DOCUMENT EXCERPT:
Title

The Design, Synthesis, and Characterization of Environmentally Friendly Wood Adhesives

Date of Award

2001

Degree Type

Dissertation

Degree Name

Doctor of Philosophy (PhD)

Department

Polymers and High Performance Materials

First Advisor

Shelby F. Thames

Advisor Department

Polymers and High Performance Materials

Abstract

Increasing environmental awareness and the recognized hazards of formaldehyde-based wood glues has created a strong demand for more environmentally-friendly wood composites. In response to the threat of formaldehyde toxicity and their emissions from OF resins, we have designed, synthesized, and characterized a novel, formaldehyde-free wood adhesive using renewable, agricultural-based raw materials. The objective of this research has been to build on soybean's previous success as a wood adhesive in the early 1900s by improving its poor water resistance that led to its replacement with petroleum-based resins. To that end, soy protein isolate (SPI) has been successfully blended with vegetable oil derivatives to create non-toxic, non-aqueous binders that possess enhanced water resistance. Furthermore, wood furnish combined with the soy-based adhesive and cured using commercial guidelines for time, temperature, and pressure exhibit the binder's high water resistance, while maintaining strength. The key to increasing the water resistance of soy protein-based adhesive was found to be the in situ reaction between a maleinized methyl ester of tung oil (MMETO) and polyol plasticizer, namely glycerol. The glycerol is used to improve SPI flow while the MMETO counteracts the polarity of the plasticizer. During soy adhesive characterization, it was recognized that traditional rheometry and melt flow index methods were unsuitable for evaluating flow and screening soy protein adhesives. Hence, a new method was developed involving dynamic mechanical analysis that not only isolated the effects of formulations, but also evaluated adhesive flow over large temperature, pressure, and ingredient concentration ranges. The ability to synthesize 100% formaldehyde-free wood adhesive using soybeans represents the development of a new generation of wood composites; one that focuses on better utilization of agricultural resources to replace petroleum-based raw materials. The production of the adhesives from agricultural raw materials is important because it not only introduces environmental benefits via elimination of formaldehyde, but also adds commercial value to the agricultural resources since the wood composite arena is a large-volume business.

EXERCISE: Reproduce word for word the passage of the wood adhesive dissertation record that opens with the words "The Design, Synthesis, and" and closes with "of Philosophy (PhD)".

DATASET CONTENT:

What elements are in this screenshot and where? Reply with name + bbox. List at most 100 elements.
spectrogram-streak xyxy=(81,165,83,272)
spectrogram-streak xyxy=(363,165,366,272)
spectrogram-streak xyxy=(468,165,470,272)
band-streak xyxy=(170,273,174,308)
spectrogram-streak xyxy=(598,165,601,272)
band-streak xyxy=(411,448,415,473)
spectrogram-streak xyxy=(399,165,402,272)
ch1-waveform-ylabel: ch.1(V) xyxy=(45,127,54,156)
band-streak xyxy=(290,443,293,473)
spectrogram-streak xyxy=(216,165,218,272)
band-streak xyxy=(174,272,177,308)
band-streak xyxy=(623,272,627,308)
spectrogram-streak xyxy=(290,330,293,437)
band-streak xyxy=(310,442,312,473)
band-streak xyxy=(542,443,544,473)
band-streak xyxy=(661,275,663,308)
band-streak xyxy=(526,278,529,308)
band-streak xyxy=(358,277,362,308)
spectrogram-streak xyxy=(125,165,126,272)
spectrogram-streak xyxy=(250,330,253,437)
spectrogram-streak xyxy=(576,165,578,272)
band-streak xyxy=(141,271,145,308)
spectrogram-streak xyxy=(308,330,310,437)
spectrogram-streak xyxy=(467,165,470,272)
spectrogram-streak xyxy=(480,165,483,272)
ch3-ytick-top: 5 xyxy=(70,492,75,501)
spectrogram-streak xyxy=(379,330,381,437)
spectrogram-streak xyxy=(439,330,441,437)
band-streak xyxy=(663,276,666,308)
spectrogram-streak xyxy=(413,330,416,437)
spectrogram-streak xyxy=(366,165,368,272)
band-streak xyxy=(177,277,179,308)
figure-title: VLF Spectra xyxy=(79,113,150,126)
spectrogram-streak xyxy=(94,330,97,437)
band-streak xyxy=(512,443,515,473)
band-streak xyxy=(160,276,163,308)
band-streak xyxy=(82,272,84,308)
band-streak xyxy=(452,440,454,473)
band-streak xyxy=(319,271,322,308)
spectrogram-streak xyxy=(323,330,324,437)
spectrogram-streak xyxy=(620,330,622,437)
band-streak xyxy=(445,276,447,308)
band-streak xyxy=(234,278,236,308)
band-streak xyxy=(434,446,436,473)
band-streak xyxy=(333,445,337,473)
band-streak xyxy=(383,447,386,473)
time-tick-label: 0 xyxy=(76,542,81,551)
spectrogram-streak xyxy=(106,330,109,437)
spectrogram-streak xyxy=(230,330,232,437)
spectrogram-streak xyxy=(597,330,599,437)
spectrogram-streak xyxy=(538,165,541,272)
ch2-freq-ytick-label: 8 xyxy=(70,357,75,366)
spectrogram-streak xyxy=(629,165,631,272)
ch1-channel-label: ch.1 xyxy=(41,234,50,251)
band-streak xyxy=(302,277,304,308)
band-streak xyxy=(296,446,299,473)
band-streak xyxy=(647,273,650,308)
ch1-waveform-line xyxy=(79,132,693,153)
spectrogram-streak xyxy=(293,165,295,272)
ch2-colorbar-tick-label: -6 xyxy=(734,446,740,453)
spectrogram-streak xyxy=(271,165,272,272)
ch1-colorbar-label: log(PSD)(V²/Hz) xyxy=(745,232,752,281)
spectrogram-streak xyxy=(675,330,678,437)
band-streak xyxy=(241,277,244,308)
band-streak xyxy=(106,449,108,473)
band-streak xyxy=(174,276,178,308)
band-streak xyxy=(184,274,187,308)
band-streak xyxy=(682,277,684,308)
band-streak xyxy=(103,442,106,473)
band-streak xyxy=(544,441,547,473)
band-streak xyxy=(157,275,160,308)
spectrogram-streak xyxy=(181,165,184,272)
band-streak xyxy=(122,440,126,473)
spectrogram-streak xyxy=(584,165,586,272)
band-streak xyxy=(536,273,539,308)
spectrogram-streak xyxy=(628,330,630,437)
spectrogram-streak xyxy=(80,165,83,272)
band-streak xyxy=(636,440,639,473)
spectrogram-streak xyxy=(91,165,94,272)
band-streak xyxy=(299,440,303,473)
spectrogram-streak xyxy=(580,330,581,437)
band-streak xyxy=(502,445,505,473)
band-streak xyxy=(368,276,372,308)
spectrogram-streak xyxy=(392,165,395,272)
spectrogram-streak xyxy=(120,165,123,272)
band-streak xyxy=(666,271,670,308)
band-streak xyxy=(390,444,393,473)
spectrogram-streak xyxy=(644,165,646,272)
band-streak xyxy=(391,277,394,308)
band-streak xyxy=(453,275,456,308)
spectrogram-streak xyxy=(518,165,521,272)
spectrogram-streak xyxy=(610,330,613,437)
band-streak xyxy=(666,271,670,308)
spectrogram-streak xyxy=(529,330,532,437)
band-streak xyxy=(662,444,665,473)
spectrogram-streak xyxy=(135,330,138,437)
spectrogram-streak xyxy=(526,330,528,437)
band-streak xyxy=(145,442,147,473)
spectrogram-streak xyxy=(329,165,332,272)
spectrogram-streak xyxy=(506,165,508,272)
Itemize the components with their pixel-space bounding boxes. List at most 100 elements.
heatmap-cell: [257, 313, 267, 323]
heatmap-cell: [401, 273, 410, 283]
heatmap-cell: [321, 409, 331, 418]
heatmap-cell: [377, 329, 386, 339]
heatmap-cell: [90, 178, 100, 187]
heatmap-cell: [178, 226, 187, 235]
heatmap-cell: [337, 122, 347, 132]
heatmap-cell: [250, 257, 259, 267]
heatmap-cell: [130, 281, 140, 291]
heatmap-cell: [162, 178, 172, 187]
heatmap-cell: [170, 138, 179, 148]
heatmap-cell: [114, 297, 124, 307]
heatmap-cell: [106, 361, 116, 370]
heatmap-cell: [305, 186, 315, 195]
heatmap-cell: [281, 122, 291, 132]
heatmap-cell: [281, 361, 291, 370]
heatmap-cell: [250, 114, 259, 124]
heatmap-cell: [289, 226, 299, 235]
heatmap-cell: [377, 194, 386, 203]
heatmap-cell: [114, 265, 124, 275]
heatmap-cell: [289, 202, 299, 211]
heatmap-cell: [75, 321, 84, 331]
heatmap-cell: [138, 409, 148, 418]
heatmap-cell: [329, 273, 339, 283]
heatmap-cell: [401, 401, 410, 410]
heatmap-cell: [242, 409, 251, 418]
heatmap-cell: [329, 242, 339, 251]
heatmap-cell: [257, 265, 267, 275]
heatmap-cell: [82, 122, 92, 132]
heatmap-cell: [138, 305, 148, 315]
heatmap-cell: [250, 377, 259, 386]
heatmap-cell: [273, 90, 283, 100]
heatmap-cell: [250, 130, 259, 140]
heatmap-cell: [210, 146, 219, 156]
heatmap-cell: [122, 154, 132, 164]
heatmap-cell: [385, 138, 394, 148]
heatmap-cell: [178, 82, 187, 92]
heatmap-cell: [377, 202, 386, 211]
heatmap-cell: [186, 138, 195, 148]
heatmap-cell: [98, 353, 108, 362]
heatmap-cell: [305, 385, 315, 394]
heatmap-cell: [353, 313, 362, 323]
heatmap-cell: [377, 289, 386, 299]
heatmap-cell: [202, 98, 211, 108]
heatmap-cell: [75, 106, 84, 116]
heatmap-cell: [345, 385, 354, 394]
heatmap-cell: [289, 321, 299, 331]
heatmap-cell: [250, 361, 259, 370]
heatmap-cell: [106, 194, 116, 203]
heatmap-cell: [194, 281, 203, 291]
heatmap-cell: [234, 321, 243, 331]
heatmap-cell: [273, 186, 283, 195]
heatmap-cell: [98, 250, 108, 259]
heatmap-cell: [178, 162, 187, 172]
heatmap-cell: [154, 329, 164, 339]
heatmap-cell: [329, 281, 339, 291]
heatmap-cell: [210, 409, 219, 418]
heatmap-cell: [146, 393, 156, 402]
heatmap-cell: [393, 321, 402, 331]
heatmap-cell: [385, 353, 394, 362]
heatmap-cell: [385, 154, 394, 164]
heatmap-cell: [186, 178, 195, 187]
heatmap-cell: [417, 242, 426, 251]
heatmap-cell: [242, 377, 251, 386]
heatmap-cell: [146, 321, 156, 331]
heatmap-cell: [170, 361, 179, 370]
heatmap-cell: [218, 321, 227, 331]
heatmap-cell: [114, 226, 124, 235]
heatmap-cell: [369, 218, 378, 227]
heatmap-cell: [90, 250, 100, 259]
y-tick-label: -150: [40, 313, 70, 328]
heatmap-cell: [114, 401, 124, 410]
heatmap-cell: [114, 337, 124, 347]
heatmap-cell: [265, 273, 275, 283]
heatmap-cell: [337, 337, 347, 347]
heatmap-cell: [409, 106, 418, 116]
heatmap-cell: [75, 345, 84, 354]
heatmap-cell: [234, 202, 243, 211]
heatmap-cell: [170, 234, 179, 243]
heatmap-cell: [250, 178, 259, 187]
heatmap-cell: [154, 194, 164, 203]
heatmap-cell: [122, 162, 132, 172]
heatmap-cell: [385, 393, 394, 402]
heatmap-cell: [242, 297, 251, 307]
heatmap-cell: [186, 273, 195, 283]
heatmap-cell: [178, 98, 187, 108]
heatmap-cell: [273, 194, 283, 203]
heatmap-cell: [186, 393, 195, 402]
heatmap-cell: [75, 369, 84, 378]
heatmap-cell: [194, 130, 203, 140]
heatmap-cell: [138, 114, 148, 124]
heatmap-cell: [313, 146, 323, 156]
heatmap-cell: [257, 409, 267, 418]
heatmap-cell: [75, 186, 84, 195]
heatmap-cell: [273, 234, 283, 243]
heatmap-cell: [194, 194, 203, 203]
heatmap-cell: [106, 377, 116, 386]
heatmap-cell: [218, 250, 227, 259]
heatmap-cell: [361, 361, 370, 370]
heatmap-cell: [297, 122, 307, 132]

RESULT OF THIS EXERCISE:
The Design, Synthesis, and Characterization of Environmentally Friendly Wood Adhesives

Date of Award

2001

Degree Type

Dissertation

Degree Name

Doctor of Philosophy (PhD)